* [Input rows]:
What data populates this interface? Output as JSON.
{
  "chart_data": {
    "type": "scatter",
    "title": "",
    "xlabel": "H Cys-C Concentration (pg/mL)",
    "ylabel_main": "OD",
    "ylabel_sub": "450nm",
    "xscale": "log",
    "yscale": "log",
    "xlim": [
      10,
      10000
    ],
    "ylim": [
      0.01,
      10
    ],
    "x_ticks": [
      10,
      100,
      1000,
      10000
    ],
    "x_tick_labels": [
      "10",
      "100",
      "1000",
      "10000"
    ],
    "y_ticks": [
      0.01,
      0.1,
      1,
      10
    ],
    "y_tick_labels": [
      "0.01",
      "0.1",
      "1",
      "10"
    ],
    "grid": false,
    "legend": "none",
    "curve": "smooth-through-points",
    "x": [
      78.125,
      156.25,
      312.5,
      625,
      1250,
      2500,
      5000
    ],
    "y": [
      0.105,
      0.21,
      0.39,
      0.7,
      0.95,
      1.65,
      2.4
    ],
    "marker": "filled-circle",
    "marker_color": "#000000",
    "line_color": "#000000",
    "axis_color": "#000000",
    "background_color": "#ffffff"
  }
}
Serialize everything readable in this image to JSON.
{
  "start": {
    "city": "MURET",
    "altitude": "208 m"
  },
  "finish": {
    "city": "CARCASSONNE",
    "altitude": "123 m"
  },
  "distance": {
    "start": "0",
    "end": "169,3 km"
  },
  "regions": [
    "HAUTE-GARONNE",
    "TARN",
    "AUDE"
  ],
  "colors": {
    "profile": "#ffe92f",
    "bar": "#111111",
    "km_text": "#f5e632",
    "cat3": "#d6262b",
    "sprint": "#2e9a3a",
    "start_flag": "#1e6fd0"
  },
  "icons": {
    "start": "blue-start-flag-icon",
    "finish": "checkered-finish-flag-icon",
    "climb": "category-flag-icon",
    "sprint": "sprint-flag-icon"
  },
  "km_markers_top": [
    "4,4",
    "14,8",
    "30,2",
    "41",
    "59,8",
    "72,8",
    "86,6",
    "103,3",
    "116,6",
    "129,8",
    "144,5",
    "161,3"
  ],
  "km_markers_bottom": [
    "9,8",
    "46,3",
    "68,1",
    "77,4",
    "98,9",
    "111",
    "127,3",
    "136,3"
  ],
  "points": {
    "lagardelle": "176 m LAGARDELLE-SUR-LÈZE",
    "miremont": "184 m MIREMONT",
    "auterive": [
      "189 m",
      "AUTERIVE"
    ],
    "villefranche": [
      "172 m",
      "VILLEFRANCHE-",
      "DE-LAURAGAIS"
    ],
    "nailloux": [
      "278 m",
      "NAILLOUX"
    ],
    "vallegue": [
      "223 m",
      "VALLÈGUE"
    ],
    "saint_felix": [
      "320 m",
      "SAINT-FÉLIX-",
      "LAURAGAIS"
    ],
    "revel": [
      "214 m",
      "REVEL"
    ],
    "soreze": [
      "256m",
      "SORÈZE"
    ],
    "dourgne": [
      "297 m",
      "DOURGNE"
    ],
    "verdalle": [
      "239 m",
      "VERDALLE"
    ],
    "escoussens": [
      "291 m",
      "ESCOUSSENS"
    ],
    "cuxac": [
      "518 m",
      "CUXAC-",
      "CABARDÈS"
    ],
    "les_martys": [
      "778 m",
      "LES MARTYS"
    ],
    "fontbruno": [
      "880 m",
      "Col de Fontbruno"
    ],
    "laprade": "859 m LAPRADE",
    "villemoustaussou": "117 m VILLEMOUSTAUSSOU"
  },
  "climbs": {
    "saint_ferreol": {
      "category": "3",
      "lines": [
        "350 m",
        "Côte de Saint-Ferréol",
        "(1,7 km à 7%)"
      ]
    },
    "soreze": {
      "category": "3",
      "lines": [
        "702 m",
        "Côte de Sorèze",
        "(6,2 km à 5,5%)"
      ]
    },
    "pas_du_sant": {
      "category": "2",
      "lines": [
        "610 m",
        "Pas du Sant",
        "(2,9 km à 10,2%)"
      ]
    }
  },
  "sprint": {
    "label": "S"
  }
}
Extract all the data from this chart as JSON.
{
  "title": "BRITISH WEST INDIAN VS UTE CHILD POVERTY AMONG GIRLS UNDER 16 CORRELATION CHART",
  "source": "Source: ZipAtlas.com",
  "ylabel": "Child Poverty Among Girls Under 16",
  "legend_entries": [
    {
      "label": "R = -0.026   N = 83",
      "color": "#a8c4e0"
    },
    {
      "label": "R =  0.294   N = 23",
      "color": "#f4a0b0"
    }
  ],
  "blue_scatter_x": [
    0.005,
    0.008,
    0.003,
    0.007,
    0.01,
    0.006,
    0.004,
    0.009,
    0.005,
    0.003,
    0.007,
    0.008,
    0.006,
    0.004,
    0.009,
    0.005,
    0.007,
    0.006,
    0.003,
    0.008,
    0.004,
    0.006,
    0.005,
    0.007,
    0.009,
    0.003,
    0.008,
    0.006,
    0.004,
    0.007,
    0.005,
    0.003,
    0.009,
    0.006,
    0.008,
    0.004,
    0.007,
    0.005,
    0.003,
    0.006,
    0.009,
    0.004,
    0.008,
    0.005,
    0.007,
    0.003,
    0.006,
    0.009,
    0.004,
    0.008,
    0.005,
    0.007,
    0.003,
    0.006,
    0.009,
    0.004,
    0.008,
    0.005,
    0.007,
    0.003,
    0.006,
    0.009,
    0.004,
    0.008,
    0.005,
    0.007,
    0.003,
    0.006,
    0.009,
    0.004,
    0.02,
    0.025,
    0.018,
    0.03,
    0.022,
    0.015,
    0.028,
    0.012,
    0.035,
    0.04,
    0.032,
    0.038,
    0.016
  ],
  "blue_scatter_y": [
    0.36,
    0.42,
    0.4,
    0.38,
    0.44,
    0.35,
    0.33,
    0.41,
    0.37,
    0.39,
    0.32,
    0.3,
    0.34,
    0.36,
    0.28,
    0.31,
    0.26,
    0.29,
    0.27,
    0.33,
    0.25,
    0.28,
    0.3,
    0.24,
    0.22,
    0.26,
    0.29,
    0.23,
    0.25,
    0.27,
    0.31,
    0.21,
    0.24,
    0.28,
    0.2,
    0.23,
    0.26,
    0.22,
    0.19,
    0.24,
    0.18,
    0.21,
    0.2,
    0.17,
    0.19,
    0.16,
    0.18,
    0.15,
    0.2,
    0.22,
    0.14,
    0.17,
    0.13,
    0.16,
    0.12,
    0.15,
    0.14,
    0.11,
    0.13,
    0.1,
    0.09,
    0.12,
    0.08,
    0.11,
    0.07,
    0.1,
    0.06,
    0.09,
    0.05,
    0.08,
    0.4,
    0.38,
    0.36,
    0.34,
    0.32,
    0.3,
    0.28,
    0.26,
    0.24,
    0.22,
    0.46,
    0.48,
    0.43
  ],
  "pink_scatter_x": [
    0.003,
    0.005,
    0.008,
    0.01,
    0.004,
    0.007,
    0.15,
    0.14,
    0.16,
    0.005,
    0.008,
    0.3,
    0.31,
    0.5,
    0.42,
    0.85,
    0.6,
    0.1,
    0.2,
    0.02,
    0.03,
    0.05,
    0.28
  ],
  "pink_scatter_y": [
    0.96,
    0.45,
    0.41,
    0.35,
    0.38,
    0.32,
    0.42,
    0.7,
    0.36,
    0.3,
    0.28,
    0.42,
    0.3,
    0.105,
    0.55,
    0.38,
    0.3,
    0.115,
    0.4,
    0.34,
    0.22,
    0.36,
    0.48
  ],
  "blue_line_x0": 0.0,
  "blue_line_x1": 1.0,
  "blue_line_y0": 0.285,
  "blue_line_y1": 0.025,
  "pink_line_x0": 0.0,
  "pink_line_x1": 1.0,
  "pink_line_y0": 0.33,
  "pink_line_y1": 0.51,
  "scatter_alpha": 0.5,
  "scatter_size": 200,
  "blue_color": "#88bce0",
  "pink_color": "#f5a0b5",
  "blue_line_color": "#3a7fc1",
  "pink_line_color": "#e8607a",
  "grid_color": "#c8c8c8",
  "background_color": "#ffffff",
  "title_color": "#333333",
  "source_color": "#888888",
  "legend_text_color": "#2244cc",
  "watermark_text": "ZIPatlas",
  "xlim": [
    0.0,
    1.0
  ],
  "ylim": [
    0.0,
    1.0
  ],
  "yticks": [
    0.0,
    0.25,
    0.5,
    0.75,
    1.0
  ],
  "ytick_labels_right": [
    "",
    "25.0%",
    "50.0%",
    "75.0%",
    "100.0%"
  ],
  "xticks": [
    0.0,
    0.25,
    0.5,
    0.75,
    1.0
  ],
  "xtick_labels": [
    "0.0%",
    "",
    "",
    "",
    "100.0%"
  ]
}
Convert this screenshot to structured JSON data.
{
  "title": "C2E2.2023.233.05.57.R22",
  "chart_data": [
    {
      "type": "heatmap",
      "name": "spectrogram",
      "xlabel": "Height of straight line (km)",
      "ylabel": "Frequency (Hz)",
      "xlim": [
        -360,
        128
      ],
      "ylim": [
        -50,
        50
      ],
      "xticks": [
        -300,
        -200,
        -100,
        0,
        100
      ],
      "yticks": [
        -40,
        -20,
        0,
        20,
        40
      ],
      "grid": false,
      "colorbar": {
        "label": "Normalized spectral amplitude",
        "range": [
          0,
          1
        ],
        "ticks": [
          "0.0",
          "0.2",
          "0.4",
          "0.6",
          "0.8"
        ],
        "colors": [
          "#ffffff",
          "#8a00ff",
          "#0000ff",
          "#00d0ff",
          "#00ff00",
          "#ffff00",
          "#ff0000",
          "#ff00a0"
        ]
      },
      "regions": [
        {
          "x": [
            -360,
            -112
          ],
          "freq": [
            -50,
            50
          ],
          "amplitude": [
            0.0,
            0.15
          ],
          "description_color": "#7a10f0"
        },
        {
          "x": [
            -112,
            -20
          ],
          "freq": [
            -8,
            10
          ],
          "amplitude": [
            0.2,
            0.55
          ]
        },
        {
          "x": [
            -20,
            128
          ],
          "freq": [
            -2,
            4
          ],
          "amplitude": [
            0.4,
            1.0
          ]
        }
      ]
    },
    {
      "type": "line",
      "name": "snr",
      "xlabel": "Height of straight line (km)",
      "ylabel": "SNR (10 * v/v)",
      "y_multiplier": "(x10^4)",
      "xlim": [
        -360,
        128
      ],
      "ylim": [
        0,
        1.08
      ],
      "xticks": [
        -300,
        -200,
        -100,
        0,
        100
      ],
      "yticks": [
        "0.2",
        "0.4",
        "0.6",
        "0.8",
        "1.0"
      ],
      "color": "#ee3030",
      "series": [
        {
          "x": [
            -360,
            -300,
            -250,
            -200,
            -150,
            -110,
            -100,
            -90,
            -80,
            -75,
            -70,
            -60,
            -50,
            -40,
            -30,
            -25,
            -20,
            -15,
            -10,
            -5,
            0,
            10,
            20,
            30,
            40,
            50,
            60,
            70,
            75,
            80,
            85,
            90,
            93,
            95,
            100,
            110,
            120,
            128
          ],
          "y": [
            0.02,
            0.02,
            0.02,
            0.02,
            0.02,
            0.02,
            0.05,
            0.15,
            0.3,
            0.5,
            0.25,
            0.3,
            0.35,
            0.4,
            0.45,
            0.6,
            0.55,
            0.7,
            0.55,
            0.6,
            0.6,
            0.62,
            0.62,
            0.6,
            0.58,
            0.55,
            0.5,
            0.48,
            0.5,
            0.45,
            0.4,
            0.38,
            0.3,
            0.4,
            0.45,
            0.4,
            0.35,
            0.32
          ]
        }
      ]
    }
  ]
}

* [Work to do]: Please list every line of the records that contains "sprint".

* [Exercise output]:
    "sprint": "#2e9a3a",
    "sprint": "sprint-flag-icon"
  "sprint": {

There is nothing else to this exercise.